#### [TASK DIRECTIONS]
Look through the records that follow. Copy every line containing the word "ylabel".
⁂
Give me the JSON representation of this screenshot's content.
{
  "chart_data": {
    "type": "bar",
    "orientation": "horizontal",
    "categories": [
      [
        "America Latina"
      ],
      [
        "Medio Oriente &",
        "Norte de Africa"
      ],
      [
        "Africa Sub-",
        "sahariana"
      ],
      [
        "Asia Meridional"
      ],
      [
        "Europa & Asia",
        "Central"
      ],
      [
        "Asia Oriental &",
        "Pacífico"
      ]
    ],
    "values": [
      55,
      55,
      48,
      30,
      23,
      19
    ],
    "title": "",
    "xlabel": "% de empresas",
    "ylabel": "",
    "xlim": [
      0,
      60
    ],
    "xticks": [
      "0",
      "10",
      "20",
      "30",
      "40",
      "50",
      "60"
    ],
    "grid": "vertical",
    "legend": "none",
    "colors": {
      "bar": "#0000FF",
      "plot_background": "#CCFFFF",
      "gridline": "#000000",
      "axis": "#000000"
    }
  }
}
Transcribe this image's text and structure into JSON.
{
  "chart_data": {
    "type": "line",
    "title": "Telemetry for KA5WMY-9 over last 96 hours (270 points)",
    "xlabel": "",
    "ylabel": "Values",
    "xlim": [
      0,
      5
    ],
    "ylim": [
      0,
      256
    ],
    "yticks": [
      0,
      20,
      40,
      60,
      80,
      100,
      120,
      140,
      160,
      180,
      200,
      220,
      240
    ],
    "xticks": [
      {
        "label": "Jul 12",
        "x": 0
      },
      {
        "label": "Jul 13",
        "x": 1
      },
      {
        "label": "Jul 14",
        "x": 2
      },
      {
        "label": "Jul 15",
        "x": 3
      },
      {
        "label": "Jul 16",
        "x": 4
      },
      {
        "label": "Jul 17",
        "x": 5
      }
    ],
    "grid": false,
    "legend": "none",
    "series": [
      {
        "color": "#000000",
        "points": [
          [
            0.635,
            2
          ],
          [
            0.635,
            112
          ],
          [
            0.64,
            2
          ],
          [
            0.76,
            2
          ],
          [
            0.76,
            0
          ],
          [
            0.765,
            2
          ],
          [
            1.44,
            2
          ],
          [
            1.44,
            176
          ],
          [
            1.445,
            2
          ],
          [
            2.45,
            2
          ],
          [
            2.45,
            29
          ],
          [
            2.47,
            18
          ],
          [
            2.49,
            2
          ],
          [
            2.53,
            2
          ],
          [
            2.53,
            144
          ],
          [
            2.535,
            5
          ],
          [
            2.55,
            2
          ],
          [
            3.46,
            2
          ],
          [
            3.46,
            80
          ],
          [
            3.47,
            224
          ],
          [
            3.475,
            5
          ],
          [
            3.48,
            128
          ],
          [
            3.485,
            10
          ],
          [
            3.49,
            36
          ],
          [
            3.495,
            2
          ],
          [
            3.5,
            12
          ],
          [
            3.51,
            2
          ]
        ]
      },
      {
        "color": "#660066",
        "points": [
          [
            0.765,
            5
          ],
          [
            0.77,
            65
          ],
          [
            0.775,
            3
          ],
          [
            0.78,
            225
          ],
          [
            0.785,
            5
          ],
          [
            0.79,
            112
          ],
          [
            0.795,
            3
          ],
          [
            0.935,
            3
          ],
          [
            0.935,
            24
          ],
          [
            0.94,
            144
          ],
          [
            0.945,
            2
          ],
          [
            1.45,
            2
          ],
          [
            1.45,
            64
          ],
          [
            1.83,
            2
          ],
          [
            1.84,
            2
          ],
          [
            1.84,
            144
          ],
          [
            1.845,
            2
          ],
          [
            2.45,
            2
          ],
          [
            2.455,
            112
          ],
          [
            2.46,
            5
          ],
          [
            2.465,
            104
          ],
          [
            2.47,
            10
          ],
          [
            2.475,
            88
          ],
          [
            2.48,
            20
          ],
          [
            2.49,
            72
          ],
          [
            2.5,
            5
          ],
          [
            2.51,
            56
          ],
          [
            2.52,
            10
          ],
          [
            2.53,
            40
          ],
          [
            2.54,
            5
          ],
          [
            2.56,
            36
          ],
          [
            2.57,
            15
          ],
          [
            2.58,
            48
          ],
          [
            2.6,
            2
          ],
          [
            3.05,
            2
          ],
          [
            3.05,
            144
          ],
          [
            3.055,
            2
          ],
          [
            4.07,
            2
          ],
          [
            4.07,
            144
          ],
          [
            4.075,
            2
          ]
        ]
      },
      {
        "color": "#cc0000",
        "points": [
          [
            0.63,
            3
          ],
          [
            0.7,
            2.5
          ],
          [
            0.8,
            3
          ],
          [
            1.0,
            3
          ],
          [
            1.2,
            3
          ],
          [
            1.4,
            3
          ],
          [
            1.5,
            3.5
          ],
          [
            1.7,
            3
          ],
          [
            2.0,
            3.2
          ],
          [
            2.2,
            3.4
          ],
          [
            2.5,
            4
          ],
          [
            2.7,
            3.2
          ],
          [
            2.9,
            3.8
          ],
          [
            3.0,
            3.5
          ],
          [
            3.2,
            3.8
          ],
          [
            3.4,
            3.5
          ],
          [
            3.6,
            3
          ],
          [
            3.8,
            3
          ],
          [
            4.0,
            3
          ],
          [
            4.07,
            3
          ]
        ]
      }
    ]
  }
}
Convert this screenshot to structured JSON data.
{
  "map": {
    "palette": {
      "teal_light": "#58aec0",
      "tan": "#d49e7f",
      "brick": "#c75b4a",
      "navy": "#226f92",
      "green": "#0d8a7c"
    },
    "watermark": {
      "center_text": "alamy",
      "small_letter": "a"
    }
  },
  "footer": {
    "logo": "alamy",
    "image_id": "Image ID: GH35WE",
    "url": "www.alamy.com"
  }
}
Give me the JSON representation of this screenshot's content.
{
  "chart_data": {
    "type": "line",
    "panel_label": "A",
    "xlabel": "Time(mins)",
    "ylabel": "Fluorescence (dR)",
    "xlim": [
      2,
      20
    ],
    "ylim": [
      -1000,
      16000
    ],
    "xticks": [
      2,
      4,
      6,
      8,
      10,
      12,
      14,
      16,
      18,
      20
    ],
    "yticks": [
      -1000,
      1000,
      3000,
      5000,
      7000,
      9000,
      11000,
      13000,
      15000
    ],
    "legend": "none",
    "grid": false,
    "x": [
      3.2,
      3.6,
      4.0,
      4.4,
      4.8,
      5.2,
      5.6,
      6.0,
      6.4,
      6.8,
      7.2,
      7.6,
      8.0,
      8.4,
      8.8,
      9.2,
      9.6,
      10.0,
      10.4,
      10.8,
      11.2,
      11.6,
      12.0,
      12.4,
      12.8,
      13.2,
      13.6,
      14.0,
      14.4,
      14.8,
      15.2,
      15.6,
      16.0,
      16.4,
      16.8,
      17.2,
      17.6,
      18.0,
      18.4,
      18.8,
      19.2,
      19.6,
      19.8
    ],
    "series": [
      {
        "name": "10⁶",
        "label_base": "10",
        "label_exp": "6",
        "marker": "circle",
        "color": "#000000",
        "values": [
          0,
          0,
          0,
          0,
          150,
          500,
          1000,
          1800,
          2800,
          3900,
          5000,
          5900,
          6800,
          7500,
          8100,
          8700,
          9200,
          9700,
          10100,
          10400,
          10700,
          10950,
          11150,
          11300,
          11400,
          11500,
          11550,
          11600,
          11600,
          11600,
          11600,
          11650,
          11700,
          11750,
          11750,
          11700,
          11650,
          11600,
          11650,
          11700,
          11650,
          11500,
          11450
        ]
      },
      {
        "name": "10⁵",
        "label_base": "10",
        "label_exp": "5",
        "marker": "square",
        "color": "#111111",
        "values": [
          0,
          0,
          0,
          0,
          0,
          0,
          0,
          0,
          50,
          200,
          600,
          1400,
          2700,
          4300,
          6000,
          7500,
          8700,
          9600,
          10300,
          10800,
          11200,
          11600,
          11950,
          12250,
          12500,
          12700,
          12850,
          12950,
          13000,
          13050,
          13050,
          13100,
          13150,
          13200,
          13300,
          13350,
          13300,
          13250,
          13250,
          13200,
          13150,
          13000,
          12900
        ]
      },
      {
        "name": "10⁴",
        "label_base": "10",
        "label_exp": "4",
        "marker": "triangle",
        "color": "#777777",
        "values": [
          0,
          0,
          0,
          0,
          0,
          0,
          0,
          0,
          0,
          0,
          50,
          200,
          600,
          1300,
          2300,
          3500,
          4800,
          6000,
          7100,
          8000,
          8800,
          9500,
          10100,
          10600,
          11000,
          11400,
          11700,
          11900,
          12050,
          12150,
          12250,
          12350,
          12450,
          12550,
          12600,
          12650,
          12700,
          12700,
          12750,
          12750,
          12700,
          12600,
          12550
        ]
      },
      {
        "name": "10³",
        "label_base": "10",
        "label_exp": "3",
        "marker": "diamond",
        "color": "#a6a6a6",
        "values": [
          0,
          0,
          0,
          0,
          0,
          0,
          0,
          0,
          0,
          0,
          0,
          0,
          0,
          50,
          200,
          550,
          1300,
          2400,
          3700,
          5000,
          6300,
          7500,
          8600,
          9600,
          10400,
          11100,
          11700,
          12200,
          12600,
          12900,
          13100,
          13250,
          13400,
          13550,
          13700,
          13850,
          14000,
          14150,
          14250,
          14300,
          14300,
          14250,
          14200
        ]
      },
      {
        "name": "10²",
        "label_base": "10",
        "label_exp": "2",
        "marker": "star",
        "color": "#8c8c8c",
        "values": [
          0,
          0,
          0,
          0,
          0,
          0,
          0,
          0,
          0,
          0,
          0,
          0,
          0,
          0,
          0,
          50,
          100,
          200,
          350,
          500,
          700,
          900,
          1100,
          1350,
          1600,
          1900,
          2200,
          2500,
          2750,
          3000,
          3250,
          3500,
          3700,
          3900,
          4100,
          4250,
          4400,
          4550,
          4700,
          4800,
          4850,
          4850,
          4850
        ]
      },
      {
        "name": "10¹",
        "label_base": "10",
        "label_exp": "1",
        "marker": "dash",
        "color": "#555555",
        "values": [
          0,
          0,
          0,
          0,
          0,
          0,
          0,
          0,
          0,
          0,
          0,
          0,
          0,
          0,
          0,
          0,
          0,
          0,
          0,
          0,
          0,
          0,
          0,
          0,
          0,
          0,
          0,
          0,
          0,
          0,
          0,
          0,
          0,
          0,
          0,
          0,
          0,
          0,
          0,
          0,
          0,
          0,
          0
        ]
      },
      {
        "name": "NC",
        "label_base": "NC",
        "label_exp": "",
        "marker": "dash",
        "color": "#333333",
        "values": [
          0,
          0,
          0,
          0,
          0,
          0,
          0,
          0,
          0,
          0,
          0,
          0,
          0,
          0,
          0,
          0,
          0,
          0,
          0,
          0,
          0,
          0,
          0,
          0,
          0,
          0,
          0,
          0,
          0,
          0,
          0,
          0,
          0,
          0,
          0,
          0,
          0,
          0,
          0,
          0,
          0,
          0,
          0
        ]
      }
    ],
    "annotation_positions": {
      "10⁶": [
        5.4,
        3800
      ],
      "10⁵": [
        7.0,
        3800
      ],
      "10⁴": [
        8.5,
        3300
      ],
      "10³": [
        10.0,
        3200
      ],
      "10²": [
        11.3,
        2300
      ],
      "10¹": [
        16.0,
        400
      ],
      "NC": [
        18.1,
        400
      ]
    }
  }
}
⁂
#### [SOLUTION FOR THIS EXERCISE]
    "ylabel": "",
    "ylabel": "Values",
    "ylabel": "Fluorescence (dR)",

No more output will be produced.